**Tareas propuestas:**
**1)** Transcribe sin cambios, del texto sobre la Campos, todo lo que va desde "Al igual que" hasta "por las audiencias.".
**2)** Reescribe en forma de lista el párrafo del texto sobre la Campos que empieza por «Cierto que la Campos innovó» y conserva sus datos principales.

**Texto de la página:**
Casi siempre, favorablemente. Un gran ... mérito, en todo caso, porque la Campos se encumbró como emperatriz del share con el fervor popular a base de proximidad y vocación, mediante un casticismo malagueño envuelto en una modernidad televisiva con ínfulas cosmopolitas, dejando atrás la impronta arrogante y demagógica en las ondas de Encarna Sánchez o incluso el estilo amanerado a lo Walter Cronkite de Hermida -su maestro- en el tardofranquismo o en los albores de la Transición.
Al igual que este último, la Campos creó en las mañanas escuela y apóstoles, prosélitos y aprendices, todos ellos diseminados hoy por radios y televisiones, huérfanos de referente y de modelo que garantice el trabajo en los platós o el triunfo en la disputada guerra por las audiencias.
Cierto que la Campos innovó en el «day time» televisivo, por igual revolucionando las mañanas o cambiando el Tutti Frutti de la estética de las Mama Chicho en Telecinco, a base de españolizar para la actualidad un inteligente formato adaptado del mundo anglosajón, en el que cabía tanto el debate político, la prensa rosa, las entrevistas y el humor.

**Datos de partida:**
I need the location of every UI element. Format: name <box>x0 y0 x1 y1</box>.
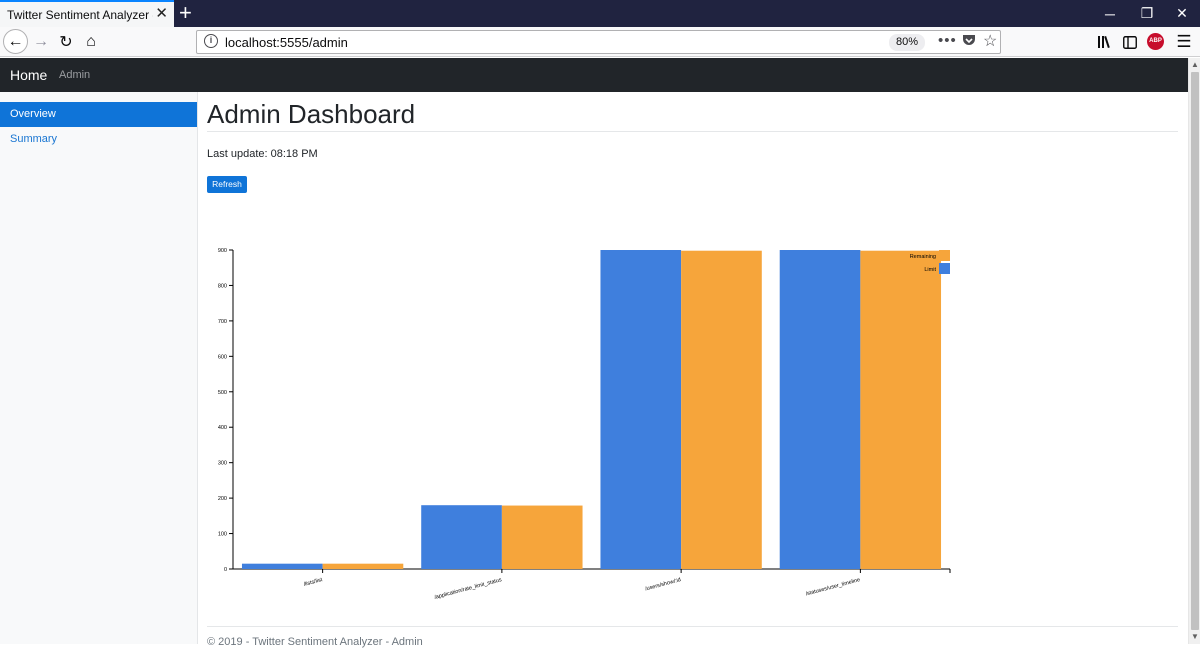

**Resultados esperados:**
**1)**
Al igual que este último, la Campos creó en las mañanas escuela y apóstoles, prosélitos y aprendices, todos ellos diseminados hoy por radios y televisiones, huérfanos de referente y de modelo que garantice el trabajo en los platós o el triunfo en la disputada guerra por las audiencias.

**2)**
- La Campos innovó en el «day time» televisivo.
- Revolucionó las mañanas.
- Cambió el Tutti Frutti de la estética de las Mama Chicho en Telecinco.
- Lo logró españolizando para la actualidad un inteligente formato adaptado del mundo anglosajón.
- En ese formato cabían el debate político, la prensa rosa, las entrevistas y el humor.